# Märchenstunde



## Manuela1978 (19 Juni 2012)

Wenn ich de Müll hier lese wird mir schlecht, Da meldet man irgendwo an, ist zu bräsig sich die Agb durch zulesen sucht dann Fehler beim Betreiber der Webseite statt der eigenen Dummheit nach zukommen. Da wird Musik elegal gedownloadet, dann kommt das böse Erwachen und andere sind schuld. Setzt doch einfach Euer Gehirn ein bevor irgend etwas macht. Der Kopfist doch nicht nur dafür da um sich die Haare zu kämmen.Einfach mal begreifen das im Internet nicht alles Umsonst ist.
Es sind wahrscheinlich immer die gleichen Bratärsche die den ganzen Tag am Compuer sitzen nur Müll produzieren.
Ich werde mich hier im Forum abmelden,scheint alles geistig unterbelichtet zu sein


----------



## Anonymus Connectus (19 Juni 2012)

Warum kommt Manuela-Chirstina eigentlich nicht männlich rüber, wie der Köpenicker User selbst?


----------



## Goblin (19 Juni 2012)

> ist zu bräsig sich die Agb durch zulesen


 
Man muss nicht die AGB lesen um Preise zu erfahren. Rafft ihr das alle nicht ?? Wenn ich mir im Blödmarkt einen Monitor kaufe muss ich auch nicht in den AGB wühlen um den Preis zu erfahren



> Ich werde mich hier im Forum abmelden


 
Gerne,Dich wird niemand vermissen



> Setzt doch einfach Euer Gehirn ein bevor irgend etwas macht


 
Na ja,ganz so falsch ist diese Aussage nicht


----------



## Megger1986 (19 Juni 2012)

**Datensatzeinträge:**
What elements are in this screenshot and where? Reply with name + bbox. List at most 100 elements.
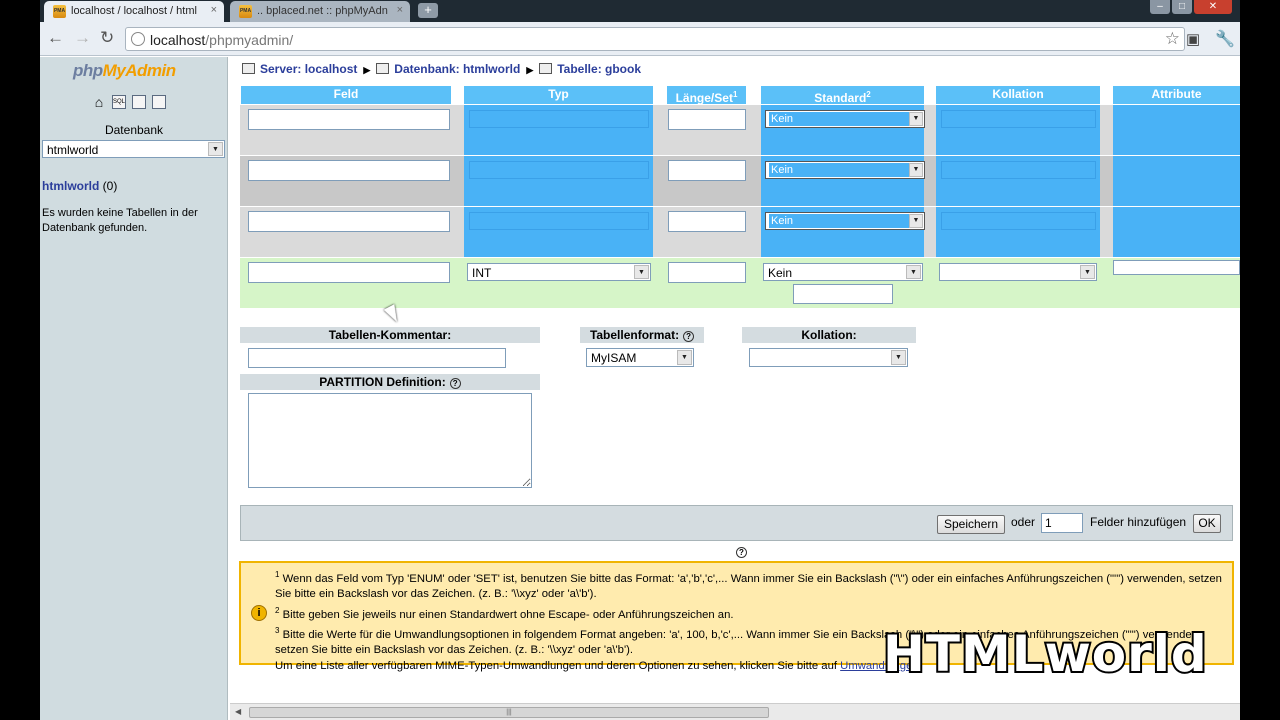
add-fields-label: Felder hinzufügen bbox=[1090, 515, 1187, 529]
tab-label: .. bplaced.net :: phpMyAdn bbox=[257, 5, 388, 17]
field-row: Kein ▼ bbox=[240, 207, 1240, 257]
collation-select[interactable] bbox=[941, 110, 1096, 128]
new-tab-button[interactable]: + bbox=[418, 3, 438, 18]
default-select[interactable]: Kein ▼ bbox=[765, 110, 925, 128]
field-name-input[interactable] bbox=[248, 160, 450, 181]
chevron-down-icon: ▼ bbox=[909, 214, 923, 228]
info-icon: i bbox=[251, 605, 267, 621]
field-row: INT ▼ Kein ▼ ▼ bbox=[240, 258, 1240, 308]
tab-close-icon[interactable]: × bbox=[211, 4, 217, 16]
reload-icon[interactable]: ↻ bbox=[100, 29, 114, 47]
database-link[interactable]: htmlworld (0) bbox=[42, 179, 117, 193]
field-name-input[interactable] bbox=[248, 109, 450, 130]
collation-select[interactable]: ▼ bbox=[939, 263, 1097, 281]
default-cell: Kein ▼ bbox=[761, 156, 925, 206]
type-select[interactable]: INT ▼ bbox=[467, 263, 651, 281]
type-cell bbox=[464, 207, 653, 257]
breadcrumb-table[interactable]: Tabelle: gbook bbox=[557, 62, 641, 76]
field-name-input[interactable] bbox=[248, 211, 450, 232]
address-bar[interactable]: localhost/phpmyadmin/ ☆ bbox=[125, 27, 1185, 51]
length-input[interactable] bbox=[668, 160, 746, 181]
tab-label: localhost / localhost / html bbox=[71, 5, 197, 17]
wrench-icon[interactable]: 🔧 bbox=[1215, 29, 1235, 49]
chevron-down-icon: ▼ bbox=[208, 142, 223, 156]
default-select[interactable]: Kein ▼ bbox=[765, 212, 925, 230]
url-text[interactable]: localhost/phpmyadmin/ bbox=[150, 32, 293, 48]
table-icon bbox=[539, 63, 553, 74]
scroll-left-arrow-icon[interactable]: ◀ bbox=[235, 707, 241, 716]
add-fields-count-value: 1 bbox=[1045, 516, 1052, 530]
notice-line-2-text: Bitte geben Sie jeweils nur einen Standa… bbox=[282, 608, 734, 621]
back-arrow-icon[interactable]: ← bbox=[47, 29, 64, 47]
home-icon[interactable]: ⌂ bbox=[92, 95, 106, 109]
collation-select[interactable] bbox=[941, 212, 1096, 230]
scrollbar-thumb[interactable]: ||| bbox=[249, 707, 769, 718]
field-name-input[interactable] bbox=[248, 262, 450, 283]
table-collation-label-text: Kollation: bbox=[801, 328, 857, 342]
maximize-button[interactable]: □ bbox=[1172, 0, 1192, 14]
chevron-down-icon: ▼ bbox=[677, 350, 692, 365]
page-menu-icon[interactable]: ▣ bbox=[1186, 30, 1200, 48]
add-fields-count-input[interactable]: 1 bbox=[1041, 513, 1083, 533]
length-input[interactable] bbox=[668, 211, 746, 232]
url-path: /phpmyadmin/ bbox=[205, 32, 294, 48]
default-cell: Kein ▼ bbox=[761, 207, 925, 257]
col-header-label: Feld bbox=[333, 87, 359, 101]
window-close-button[interactable]: ✕ bbox=[1194, 0, 1232, 14]
table-comment-label-text: Tabellen-Kommentar: bbox=[328, 328, 452, 342]
tab-close-icon[interactable]: × bbox=[397, 4, 403, 16]
ok-button[interactable]: OK bbox=[1193, 514, 1221, 533]
or-label: oder bbox=[1011, 515, 1036, 529]
chevron-down-icon: ▼ bbox=[634, 265, 649, 279]
length-input[interactable] bbox=[668, 109, 746, 130]
horizontal-scrollbar[interactable]: ◀ ||| bbox=[230, 703, 1240, 720]
breadcrumb-database[interactable]: Datenbank: htmlworld bbox=[394, 62, 520, 76]
chevron-down-icon: ▼ bbox=[891, 350, 906, 365]
forward-arrow-icon[interactable]: → bbox=[74, 29, 91, 47]
table-comment-label: Tabellen-Kommentar: bbox=[240, 327, 540, 343]
attribute-cell[interactable] bbox=[1113, 105, 1240, 155]
type-select[interactable] bbox=[469, 212, 649, 230]
bookmark-star-icon[interactable]: ☆ bbox=[1165, 29, 1180, 49]
type-select[interactable] bbox=[469, 161, 649, 179]
collation-select[interactable] bbox=[941, 161, 1096, 179]
col-header-label: Kollation bbox=[992, 87, 1044, 101]
attribute-cell[interactable] bbox=[1113, 156, 1240, 206]
default-value-input[interactable] bbox=[793, 284, 893, 304]
chevron-down-icon: ▼ bbox=[906, 265, 921, 279]
sql-icon[interactable]: SQL bbox=[112, 95, 126, 109]
table-format-select[interactable]: MyISAM ▼ bbox=[586, 348, 694, 367]
table-comment-input[interactable] bbox=[248, 348, 506, 368]
default-select[interactable]: Kein ▼ bbox=[763, 263, 923, 281]
pma-favicon-icon: PMA bbox=[239, 5, 252, 18]
attribute-cell[interactable] bbox=[1113, 207, 1240, 257]
partition-definition-textarea[interactable] bbox=[248, 393, 532, 488]
breadcrumb-server[interactable]: Server: localhost bbox=[260, 62, 357, 76]
help-icon[interactable]: ? bbox=[736, 547, 747, 558]
default-select[interactable]: Kein ▼ bbox=[765, 161, 925, 179]
minimize-button[interactable]: – bbox=[1150, 0, 1170, 14]
url-host: localhost bbox=[150, 32, 206, 48]
phpmyadmin-logo[interactable]: phpMyAdmin bbox=[73, 61, 176, 81]
footnote-marker: 2 bbox=[275, 605, 280, 615]
default-select-value: Kein bbox=[769, 163, 921, 177]
table-format-value: MyISAM bbox=[591, 351, 637, 365]
attribute-select[interactable] bbox=[1113, 260, 1240, 275]
col-header-standard: Standard2 bbox=[761, 86, 924, 105]
query-window-icon[interactable] bbox=[132, 95, 146, 109]
table-count: (0) bbox=[102, 179, 118, 193]
docs-icon[interactable] bbox=[152, 95, 166, 109]
table-collation-select[interactable]: ▼ bbox=[749, 348, 908, 367]
help-icon[interactable]: ? bbox=[683, 331, 695, 342]
save-button[interactable]: Speichern bbox=[937, 515, 1005, 534]
type-select[interactable] bbox=[469, 110, 649, 128]
database-link-name[interactable]: htmlworld bbox=[42, 179, 99, 193]
col-header-label: Attribute bbox=[1151, 87, 1202, 101]
length-input[interactable] bbox=[668, 262, 746, 283]
database-select[interactable]: htmlworld ▼ bbox=[42, 140, 225, 158]
tab-phpmyadmin-local[interactable]: PMA localhost / localhost / html × bbox=[44, 1, 224, 22]
partition-label-text: PARTITION Definition: bbox=[319, 375, 446, 389]
help-icon[interactable]: ? bbox=[449, 378, 461, 389]
footnote-marker: 1 bbox=[732, 90, 738, 99]
tab-phpmyadmin-bplaced[interactable]: PMA .. bplaced.net :: phpMyAdn × bbox=[230, 1, 410, 22]
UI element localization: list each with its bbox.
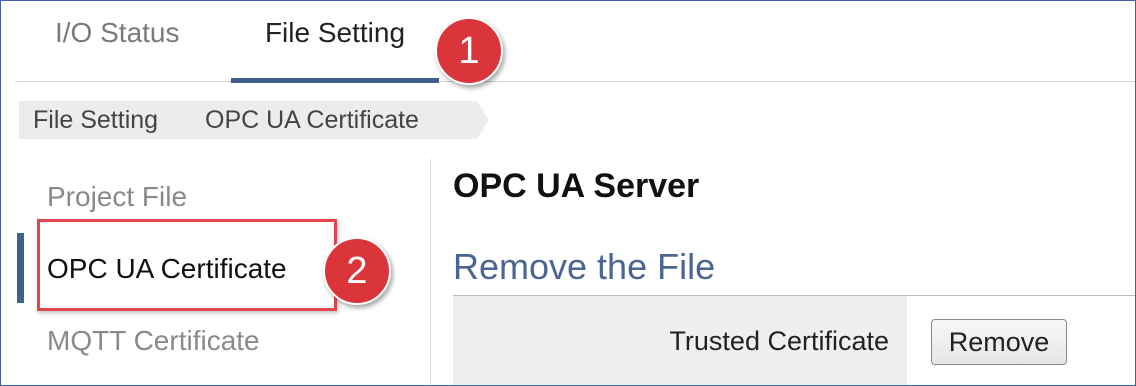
remove-button[interactable]: Remove <box>931 319 1067 365</box>
sidebar-item-project-file[interactable]: Project File <box>47 179 187 215</box>
highlight-box <box>37 219 337 311</box>
sidebar-divider <box>430 159 431 385</box>
step-1-badge: 1 <box>435 17 503 85</box>
breadcrumb-file-setting[interactable]: File Setting <box>19 101 207 139</box>
tab-file-setting[interactable]: File Setting <box>231 15 439 83</box>
top-tab-bar: I/O Status File Setting <box>15 1 1135 83</box>
tab-io-status[interactable]: I/O Status <box>55 15 180 81</box>
sidebar-item-mqtt-certificate[interactable]: MQTT Certificate <box>47 323 260 359</box>
breadcrumb-opc-ua-certificate[interactable]: OPC UA Certificate <box>191 101 489 139</box>
sidebar-active-indicator <box>17 233 24 303</box>
section-title: Remove the File <box>453 246 716 287</box>
page-title: OPC UA Server <box>453 167 700 205</box>
app-window: I/O Status File Setting 1 File Setting O… <box>0 0 1136 386</box>
trusted-certificate-label: Trusted Certificate <box>669 326 889 356</box>
step-2-badge: 2 <box>323 237 391 305</box>
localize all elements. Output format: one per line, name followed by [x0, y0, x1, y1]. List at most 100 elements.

**AUFGABE IM DETAIL:** Ersetze im Forumsverlauf „Internet“ durch „Netz“ und gib dabei den Abschnitt wieder, beginnend mit „Wenn ich de“ und weiter bis „Köpenicker User selbst?“.

**LÖSUNG DER AUFGABE:**
Wenn ich de Müll hier lese wird mir schlecht, Da meldet man irgendwo an, ist zu bräsig sich die Agb durch zulesen sucht dann Fehler beim Betreiber der Webseite statt der eigenen Dummheit nach zukommen. Da wird Musik elegal gedownloadet, dann kommt das böse Erwachen und andere sind schuld. Setzt doch einfach Euer Gehirn ein bevor irgend etwas macht. Der Kopfist doch nicht nur dafür da um sich die Haare zu kämmen.Einfach mal begreifen das im Netz nicht alles Umsonst ist.
Es sind wahrscheinlich immer die gleichen Bratärsche die den ganzen Tag am Compuer sitzen nur Müll produzieren.
Ich werde mich hier im Forum abmelden,scheint alles geistig unterbelichtet zu sein


----------



## Anonymus Connectus (19 Juni 2012)

Warum kommt Manuela-Chirstina eigentlich nicht männlich rüber, wie der Köpenicker User selbst?